Exercise — Filter this data down to the lines that hold "SAINT", and copy them.

Data to use —
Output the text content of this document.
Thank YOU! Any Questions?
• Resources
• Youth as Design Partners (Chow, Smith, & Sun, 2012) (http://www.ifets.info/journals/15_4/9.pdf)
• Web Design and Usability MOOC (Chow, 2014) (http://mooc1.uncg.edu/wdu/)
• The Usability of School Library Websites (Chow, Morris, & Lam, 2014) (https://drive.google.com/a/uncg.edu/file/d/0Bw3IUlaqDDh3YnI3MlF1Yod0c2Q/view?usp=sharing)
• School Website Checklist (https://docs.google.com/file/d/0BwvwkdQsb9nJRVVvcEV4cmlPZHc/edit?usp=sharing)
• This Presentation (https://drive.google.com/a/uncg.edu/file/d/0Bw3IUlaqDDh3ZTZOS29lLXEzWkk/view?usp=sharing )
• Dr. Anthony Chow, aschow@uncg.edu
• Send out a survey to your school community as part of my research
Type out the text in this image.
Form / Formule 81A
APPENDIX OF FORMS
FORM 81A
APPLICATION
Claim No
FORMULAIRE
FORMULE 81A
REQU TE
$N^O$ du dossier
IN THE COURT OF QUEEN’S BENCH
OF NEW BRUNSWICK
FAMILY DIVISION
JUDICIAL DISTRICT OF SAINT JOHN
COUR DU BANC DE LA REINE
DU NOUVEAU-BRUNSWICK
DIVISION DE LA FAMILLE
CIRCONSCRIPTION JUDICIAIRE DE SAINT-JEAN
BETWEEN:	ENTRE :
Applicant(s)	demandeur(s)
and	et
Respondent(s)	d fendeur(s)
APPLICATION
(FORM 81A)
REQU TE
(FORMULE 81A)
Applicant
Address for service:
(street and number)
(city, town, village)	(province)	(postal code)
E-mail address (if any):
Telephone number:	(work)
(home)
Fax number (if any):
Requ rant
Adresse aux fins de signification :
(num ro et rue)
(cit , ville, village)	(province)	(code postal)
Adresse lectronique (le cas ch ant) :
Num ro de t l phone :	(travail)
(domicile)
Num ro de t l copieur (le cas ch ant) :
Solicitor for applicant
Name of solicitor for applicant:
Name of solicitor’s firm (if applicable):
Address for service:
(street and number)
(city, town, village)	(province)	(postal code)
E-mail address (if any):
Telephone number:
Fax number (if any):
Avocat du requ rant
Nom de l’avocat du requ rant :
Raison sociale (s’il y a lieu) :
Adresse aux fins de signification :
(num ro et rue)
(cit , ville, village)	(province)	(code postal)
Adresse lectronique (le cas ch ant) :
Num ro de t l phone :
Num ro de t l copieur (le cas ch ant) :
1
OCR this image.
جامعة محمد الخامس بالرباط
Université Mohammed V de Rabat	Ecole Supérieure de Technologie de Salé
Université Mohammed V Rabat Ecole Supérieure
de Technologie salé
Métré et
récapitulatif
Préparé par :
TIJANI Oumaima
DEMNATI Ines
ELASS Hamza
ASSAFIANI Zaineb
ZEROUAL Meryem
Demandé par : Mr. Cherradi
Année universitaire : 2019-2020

Task solution —
JUDICIAL DISTRICT OF SAINT JOHN
CIRCONSCRIPTION JUDICIAIRE DE SAINT-JEAN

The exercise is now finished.